**What you will do**.
Provide only the number of lines in the data below that contain the word "into".
──────── Records to use ────────
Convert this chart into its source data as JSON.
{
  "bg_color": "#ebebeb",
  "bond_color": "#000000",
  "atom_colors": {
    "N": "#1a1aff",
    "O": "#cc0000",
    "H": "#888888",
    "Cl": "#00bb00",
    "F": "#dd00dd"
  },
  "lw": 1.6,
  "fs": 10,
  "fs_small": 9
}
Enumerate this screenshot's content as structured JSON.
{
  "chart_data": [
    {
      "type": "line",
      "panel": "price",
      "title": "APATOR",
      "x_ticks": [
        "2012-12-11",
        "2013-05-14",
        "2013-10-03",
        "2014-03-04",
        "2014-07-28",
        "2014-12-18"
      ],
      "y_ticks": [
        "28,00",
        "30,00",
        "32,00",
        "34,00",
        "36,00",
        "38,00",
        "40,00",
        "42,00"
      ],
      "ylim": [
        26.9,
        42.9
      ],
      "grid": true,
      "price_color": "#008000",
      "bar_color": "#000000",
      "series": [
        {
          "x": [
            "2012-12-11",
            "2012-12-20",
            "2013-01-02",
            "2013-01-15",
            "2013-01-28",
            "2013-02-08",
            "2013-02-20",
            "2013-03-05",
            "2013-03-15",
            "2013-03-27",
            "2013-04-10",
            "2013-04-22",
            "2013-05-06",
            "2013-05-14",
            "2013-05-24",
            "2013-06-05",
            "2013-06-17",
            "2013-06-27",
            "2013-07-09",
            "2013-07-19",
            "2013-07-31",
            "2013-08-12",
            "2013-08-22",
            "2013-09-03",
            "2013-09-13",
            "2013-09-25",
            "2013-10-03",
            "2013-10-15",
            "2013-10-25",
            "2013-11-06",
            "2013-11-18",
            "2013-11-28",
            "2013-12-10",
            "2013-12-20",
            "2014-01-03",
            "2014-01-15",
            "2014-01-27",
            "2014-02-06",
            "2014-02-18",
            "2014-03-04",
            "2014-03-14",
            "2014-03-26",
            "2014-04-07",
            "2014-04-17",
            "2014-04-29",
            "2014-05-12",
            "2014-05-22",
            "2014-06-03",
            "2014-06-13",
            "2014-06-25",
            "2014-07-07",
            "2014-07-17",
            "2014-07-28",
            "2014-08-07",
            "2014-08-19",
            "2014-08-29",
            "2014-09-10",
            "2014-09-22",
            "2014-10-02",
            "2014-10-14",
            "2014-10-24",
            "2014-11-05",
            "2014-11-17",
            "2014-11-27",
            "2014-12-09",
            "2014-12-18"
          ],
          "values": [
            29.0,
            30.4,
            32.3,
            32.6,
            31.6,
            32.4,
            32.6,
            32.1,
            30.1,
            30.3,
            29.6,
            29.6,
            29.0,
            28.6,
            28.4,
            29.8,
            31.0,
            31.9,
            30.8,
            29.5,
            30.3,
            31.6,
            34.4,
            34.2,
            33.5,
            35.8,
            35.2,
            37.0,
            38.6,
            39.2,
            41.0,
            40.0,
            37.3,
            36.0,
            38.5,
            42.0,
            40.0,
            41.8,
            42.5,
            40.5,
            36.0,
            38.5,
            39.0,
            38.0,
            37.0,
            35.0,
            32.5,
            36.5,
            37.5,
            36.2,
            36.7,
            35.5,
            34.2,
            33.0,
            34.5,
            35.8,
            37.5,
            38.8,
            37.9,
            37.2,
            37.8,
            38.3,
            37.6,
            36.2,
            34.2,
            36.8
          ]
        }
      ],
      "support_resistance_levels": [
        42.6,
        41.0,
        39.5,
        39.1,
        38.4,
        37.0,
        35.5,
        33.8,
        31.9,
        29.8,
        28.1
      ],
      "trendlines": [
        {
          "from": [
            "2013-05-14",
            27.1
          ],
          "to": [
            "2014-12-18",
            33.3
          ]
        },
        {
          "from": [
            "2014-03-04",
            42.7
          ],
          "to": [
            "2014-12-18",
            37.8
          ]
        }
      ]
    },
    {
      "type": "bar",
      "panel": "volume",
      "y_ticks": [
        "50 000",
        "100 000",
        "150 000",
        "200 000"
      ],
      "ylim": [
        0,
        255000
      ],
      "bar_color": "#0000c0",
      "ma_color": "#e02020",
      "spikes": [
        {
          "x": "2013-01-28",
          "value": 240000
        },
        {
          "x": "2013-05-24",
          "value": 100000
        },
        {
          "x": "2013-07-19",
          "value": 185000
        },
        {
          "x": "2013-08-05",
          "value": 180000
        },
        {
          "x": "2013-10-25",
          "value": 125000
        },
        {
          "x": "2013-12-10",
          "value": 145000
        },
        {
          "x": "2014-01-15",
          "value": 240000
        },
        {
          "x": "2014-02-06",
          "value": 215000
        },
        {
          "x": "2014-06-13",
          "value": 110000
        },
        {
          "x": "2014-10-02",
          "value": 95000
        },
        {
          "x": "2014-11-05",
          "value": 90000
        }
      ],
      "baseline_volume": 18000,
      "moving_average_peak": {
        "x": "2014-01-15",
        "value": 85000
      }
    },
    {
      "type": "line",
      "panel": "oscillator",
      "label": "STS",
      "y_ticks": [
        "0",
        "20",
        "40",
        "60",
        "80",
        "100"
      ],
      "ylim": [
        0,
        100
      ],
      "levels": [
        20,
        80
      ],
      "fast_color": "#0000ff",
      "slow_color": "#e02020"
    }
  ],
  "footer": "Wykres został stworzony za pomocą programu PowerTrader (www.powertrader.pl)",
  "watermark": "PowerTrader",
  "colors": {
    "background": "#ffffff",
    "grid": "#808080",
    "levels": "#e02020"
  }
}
────────
──────── Records to use ────────
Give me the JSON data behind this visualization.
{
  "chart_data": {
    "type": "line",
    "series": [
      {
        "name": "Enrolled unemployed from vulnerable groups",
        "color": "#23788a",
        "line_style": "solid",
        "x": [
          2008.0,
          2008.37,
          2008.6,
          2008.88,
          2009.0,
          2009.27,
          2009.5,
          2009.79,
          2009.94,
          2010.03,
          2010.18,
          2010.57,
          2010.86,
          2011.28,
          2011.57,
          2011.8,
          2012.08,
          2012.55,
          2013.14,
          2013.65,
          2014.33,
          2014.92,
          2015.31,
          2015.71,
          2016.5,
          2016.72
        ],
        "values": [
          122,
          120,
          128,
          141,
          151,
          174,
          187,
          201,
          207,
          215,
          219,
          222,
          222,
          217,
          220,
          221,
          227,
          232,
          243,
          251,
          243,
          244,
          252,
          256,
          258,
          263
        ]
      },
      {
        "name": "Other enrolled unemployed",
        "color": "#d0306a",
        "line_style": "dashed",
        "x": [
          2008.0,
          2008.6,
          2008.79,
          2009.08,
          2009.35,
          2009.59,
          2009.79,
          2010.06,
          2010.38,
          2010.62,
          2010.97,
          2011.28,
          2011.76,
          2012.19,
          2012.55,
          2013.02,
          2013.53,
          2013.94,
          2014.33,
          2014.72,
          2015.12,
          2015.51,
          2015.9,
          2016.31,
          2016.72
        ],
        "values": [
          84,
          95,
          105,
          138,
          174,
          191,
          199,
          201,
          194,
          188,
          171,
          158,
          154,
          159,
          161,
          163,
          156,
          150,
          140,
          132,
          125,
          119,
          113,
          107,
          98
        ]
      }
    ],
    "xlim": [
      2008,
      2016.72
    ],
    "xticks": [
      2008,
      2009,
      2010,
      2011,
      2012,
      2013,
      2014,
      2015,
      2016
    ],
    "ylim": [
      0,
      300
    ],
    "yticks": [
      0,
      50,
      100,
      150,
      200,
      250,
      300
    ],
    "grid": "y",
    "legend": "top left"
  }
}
────────
──────── Records to use ────────
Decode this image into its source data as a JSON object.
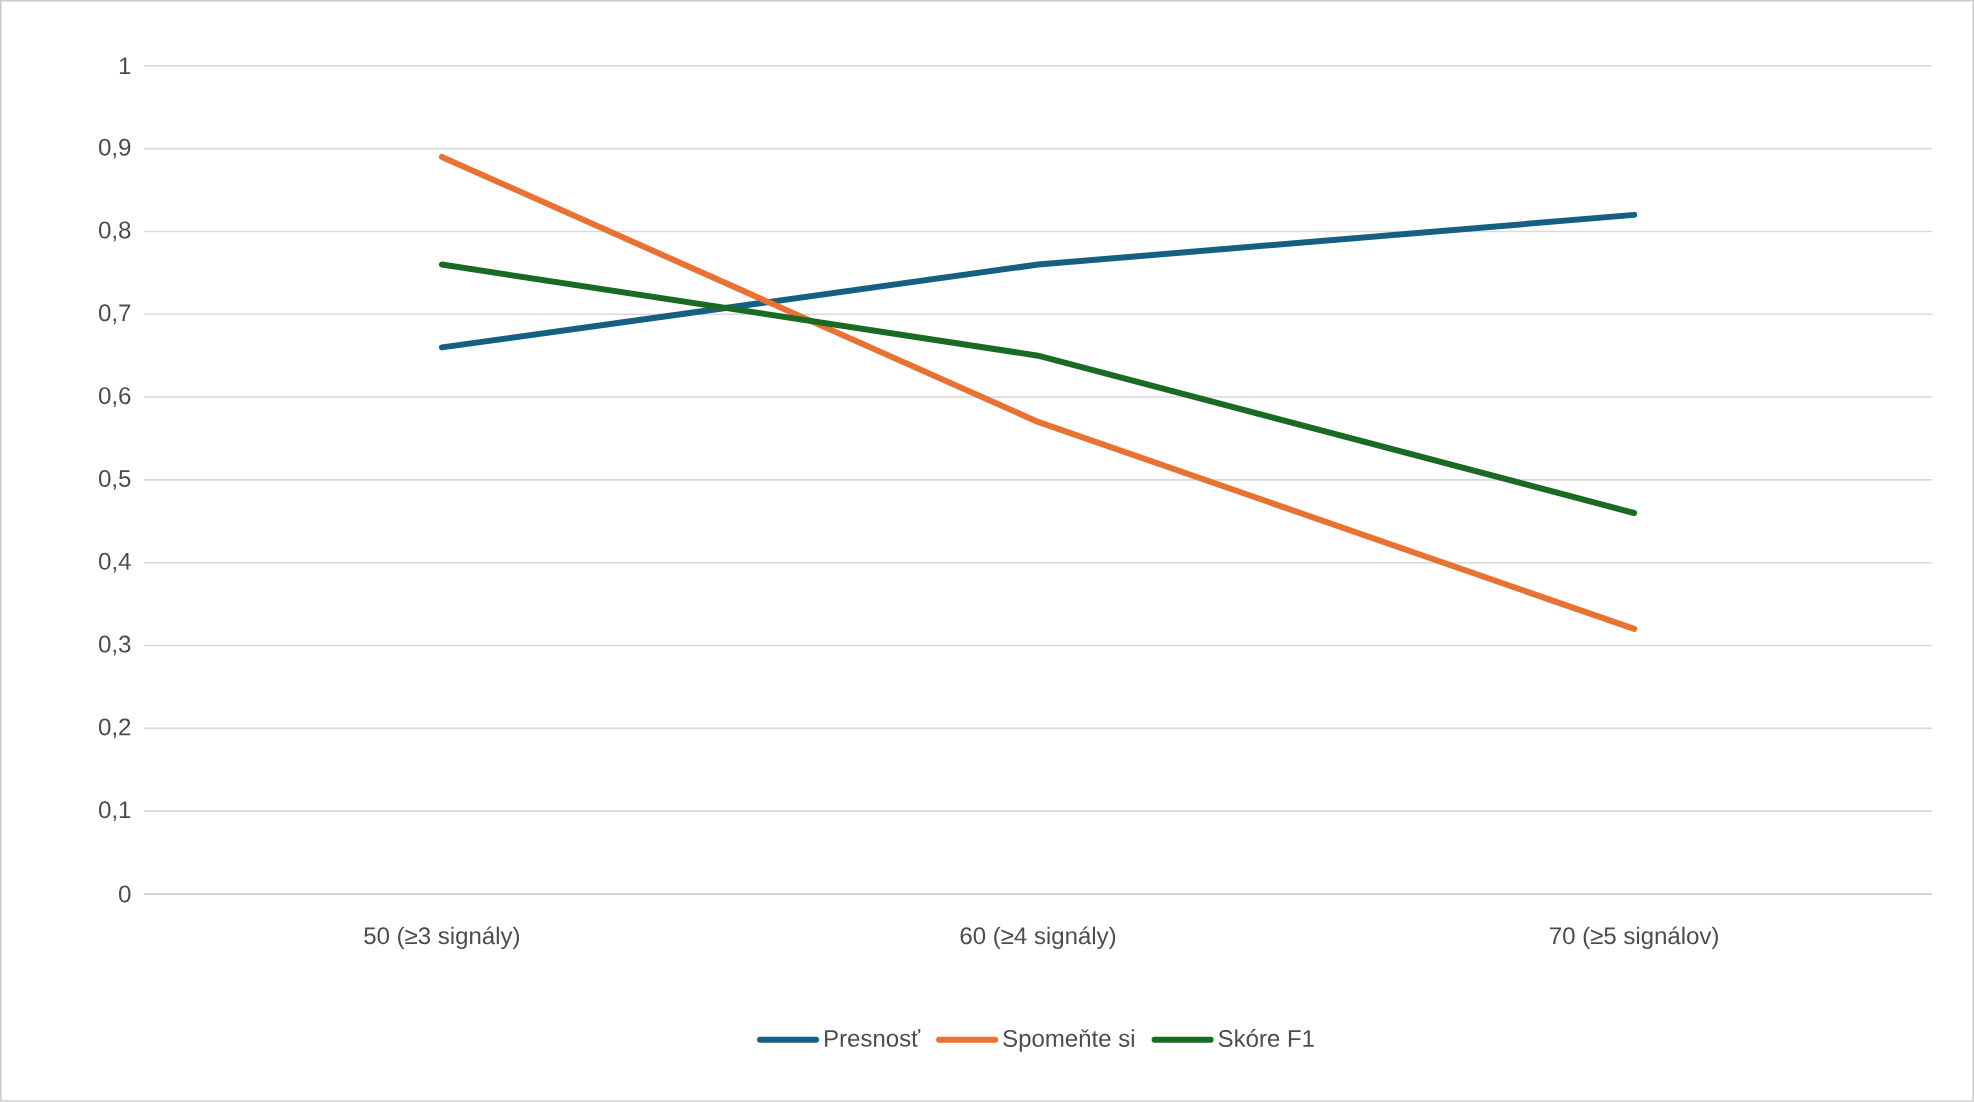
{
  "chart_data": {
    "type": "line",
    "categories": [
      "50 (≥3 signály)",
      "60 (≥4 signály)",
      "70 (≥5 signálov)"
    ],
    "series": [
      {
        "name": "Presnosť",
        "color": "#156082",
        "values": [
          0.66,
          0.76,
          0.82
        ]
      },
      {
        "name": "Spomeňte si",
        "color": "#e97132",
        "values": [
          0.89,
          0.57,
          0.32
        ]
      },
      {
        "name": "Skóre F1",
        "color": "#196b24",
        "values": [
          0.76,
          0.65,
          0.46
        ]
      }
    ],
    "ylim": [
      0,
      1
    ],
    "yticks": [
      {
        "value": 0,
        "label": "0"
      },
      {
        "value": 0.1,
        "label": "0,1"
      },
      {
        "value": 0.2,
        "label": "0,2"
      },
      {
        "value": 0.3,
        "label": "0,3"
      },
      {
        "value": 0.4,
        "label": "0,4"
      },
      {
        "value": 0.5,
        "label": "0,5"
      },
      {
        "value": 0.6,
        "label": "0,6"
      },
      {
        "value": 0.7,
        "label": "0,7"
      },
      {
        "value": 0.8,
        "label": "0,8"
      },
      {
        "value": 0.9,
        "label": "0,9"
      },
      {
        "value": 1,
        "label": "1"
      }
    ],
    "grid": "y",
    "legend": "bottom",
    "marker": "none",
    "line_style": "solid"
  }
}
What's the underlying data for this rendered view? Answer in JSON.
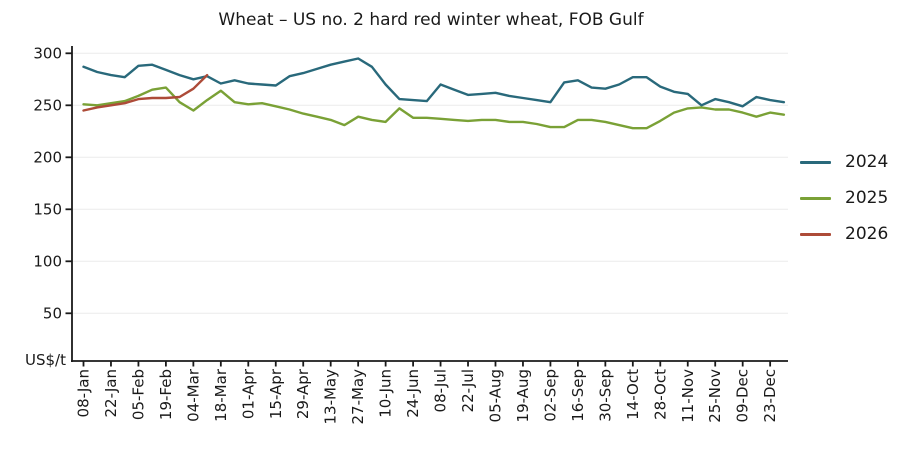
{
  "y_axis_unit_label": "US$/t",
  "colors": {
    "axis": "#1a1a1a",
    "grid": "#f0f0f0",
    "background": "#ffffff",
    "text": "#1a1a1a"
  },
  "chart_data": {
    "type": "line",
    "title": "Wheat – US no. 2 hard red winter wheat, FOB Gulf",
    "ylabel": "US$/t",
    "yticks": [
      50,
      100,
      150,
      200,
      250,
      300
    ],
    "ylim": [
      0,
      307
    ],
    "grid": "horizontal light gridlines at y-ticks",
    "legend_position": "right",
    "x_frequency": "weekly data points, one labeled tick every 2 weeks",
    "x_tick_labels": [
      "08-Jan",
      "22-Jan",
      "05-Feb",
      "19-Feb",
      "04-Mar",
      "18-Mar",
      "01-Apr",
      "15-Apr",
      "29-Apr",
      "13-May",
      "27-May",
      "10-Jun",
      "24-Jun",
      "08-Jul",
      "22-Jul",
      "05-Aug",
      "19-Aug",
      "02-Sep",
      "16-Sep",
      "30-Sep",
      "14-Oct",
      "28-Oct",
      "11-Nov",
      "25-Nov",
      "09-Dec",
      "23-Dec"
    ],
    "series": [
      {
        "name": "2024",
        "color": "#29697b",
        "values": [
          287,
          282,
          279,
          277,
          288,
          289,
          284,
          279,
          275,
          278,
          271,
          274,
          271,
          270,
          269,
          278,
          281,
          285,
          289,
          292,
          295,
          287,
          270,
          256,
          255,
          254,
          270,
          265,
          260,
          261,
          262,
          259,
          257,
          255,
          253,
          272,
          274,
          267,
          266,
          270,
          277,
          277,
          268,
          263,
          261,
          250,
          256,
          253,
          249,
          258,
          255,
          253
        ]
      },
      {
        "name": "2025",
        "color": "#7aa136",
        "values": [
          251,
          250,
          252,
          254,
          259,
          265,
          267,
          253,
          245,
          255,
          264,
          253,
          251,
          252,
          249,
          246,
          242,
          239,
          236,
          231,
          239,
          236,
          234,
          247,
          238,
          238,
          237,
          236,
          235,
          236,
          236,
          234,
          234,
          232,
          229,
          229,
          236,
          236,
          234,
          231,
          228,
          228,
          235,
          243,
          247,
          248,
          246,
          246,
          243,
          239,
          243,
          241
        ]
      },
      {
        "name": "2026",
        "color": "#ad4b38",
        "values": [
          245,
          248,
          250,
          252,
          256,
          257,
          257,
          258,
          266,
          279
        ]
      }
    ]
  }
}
────────
**Output for this task**.
2